▶ **EXERCISE INPUT**
▬▬▬▬▬▬
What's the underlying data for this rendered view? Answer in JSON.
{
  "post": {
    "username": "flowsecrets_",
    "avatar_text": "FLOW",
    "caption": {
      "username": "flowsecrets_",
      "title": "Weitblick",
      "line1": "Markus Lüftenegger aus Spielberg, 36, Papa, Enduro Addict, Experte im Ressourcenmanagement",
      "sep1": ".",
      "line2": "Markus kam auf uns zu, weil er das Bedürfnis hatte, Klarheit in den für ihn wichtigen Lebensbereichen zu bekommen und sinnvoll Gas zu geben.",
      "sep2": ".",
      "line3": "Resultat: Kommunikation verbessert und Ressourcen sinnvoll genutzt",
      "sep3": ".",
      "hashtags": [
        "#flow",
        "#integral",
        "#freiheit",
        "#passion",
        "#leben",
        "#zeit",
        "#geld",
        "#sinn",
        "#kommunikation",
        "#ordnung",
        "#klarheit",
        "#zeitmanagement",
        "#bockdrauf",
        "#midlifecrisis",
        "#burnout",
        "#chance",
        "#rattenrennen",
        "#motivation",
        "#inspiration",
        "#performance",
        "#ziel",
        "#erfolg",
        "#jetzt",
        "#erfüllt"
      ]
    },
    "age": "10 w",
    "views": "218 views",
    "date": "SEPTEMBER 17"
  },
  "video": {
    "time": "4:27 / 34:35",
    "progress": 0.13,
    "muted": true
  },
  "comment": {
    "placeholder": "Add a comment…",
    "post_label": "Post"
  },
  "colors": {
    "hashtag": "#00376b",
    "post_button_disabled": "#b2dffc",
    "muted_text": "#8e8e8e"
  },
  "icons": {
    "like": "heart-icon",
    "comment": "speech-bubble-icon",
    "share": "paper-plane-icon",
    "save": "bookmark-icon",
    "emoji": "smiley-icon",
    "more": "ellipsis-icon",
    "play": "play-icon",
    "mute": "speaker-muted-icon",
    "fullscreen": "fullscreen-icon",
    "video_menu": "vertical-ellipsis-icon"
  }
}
▬▬▬▬▬▬
▶ **WHAT THE TASK ASKS**
Transcribe every entry exactly.

▶ **EXERCISE RESULT**
What's the underlying data for this rendered view? Answer in JSON.
{
  "post": {
    "username": "flowsecrets_",
    "avatar_text": "FLOW",
    "caption": {
      "username": "flowsecrets_",
      "title": "Weitblick",
      "line1": "Markus Lüftenegger aus Spielberg, 36, Papa, Enduro Addict, Experte im Ressourcenmanagement",
      "sep1": ".",
      "line2": "Markus kam auf uns zu, weil er das Bedürfnis hatte, Klarheit in den für ihn wichtigen Lebensbereichen zu bekommen und sinnvoll Gas zu geben.",
      "sep2": ".",
      "line3": "Resultat: Kommunikation verbessert und Ressourcen sinnvoll genutzt",
      "sep3": ".",
      "hashtags": [
        "#flow",
        "#integral",
        "#freiheit",
        "#passion",
        "#leben",
        "#zeit",
        "#geld",
        "#sinn",
        "#kommunikation",
        "#ordnung",
        "#klarheit",
        "#zeitmanagement",
        "#bockdrauf",
        "#midlifecrisis",
        "#burnout",
        "#chance",
        "#rattenrennen",
        "#motivation",
        "#inspiration",
        "#performance",
        "#ziel",
        "#erfolg",
        "#jetzt",
        "#erfüllt"
      ]
    },
    "age": "10 w",
    "views": "218 views",
    "date": "SEPTEMBER 17"
  },
  "video": {
    "time": "4:27 / 34:35",
    "progress": 0.13,
    "muted": true
  },
  "comment": {
    "placeholder": "Add a comment…",
    "post_label": "Post"
  },
  "colors": {
    "hashtag": "#00376b",
    "post_button_disabled": "#b2dffc",
    "muted_text": "#8e8e8e"
  },
  "icons": {
    "like": "heart-icon",
    "comment": "speech-bubble-icon",
    "share": "paper-plane-icon",
    "save": "bookmark-icon",
    "emoji": "smiley-icon",
    "more": "ellipsis-icon",
    "play": "play-icon",
    "mute": "speaker-muted-icon",
    "fullscreen": "fullscreen-icon",
    "video_menu": "vertical-ellipsis-icon"
  }
}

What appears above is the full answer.